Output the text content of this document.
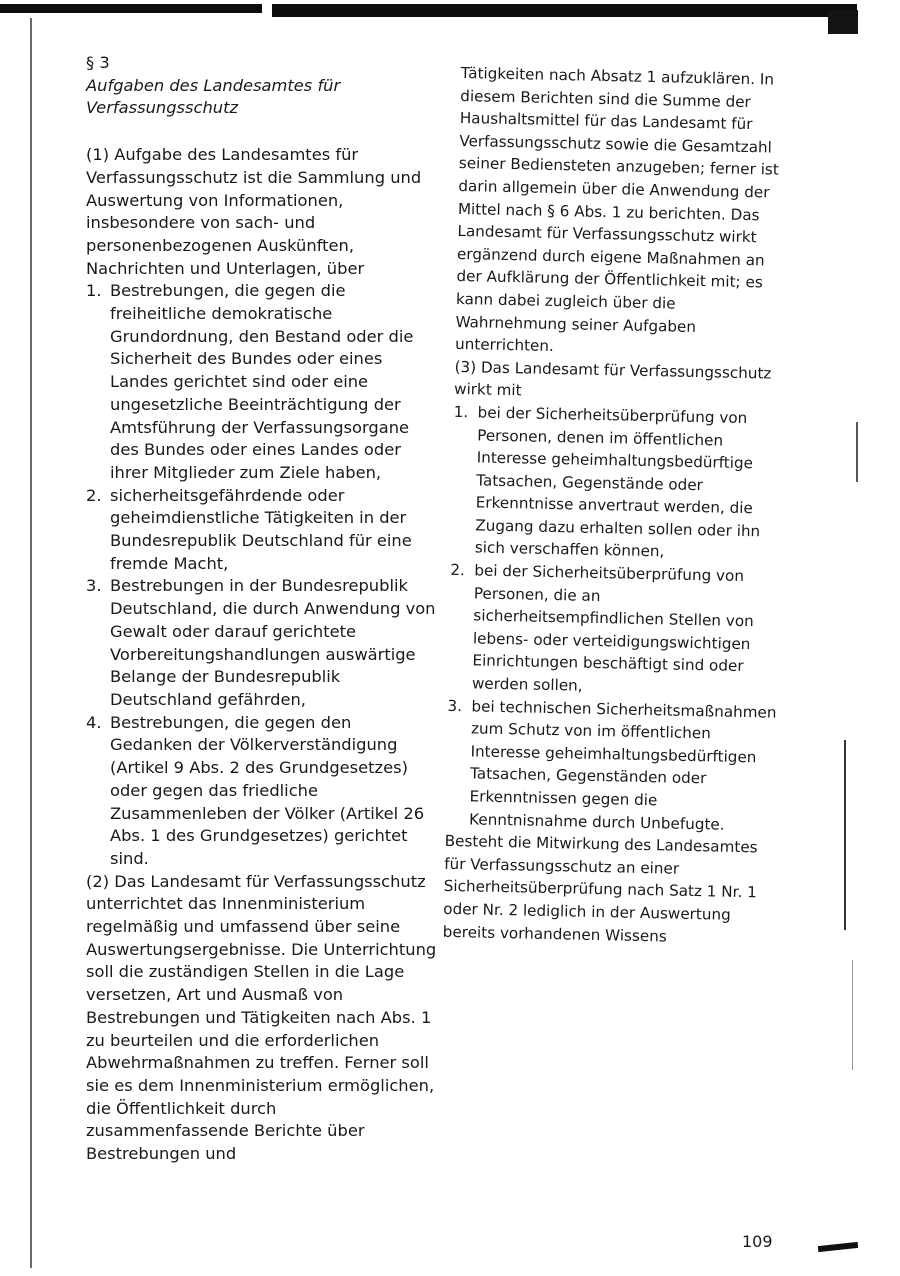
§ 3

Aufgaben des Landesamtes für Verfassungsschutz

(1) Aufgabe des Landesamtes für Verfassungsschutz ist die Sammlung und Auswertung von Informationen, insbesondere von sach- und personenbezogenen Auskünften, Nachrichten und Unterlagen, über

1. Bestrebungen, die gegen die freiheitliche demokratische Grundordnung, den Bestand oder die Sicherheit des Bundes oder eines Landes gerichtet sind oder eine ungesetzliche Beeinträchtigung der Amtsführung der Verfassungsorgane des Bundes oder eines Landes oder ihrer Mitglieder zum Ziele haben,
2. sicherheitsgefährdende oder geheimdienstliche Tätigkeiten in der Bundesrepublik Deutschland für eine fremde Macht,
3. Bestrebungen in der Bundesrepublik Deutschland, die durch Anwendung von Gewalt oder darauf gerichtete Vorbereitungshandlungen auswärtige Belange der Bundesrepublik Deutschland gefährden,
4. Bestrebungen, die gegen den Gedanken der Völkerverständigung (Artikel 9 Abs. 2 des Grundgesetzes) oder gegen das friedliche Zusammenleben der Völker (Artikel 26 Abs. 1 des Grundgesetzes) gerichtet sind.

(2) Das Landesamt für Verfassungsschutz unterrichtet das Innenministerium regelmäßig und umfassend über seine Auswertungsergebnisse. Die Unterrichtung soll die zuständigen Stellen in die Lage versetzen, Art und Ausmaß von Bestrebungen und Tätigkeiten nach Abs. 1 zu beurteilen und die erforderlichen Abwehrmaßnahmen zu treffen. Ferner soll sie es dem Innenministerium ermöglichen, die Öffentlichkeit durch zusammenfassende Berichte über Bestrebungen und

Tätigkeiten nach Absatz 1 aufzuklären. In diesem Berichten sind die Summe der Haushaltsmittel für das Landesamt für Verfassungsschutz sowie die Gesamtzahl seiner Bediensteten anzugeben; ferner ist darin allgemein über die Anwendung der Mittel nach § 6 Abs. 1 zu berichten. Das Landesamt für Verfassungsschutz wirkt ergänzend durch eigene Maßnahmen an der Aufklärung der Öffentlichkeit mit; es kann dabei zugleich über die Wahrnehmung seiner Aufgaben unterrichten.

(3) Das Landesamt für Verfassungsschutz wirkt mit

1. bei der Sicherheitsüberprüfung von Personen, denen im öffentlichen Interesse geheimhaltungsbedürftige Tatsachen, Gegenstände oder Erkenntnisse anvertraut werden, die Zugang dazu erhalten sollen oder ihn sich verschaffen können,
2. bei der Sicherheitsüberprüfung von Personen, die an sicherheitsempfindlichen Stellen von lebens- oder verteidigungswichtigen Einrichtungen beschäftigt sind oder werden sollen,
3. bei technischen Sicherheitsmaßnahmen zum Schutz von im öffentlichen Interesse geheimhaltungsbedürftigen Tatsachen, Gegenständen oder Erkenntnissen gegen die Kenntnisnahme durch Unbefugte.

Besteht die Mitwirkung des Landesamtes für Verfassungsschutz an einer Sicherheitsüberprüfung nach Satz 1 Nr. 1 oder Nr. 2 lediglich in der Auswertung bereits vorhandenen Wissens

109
========
Requirements: Filter out all lines lacking the word "Landesamtes" and copy the rest.

Full answer:
Aufgaben des Landesamtes für Verfassungsschutz
(1) Aufgabe des Landesamtes für Verfassungsschutz ist die Sammlung und Auswertung von Informationen, insbesondere von sach- und personenbezogenen Auskünften, Nachrichten und Unterlagen, über
Besteht die Mitwirkung des Landesamtes für Verfassungsschutz an einer Sicherheitsüberprüfung nach Satz 1 Nr. 1 oder Nr. 2 lediglich in der Auswertung bereits vorhandenen Wissens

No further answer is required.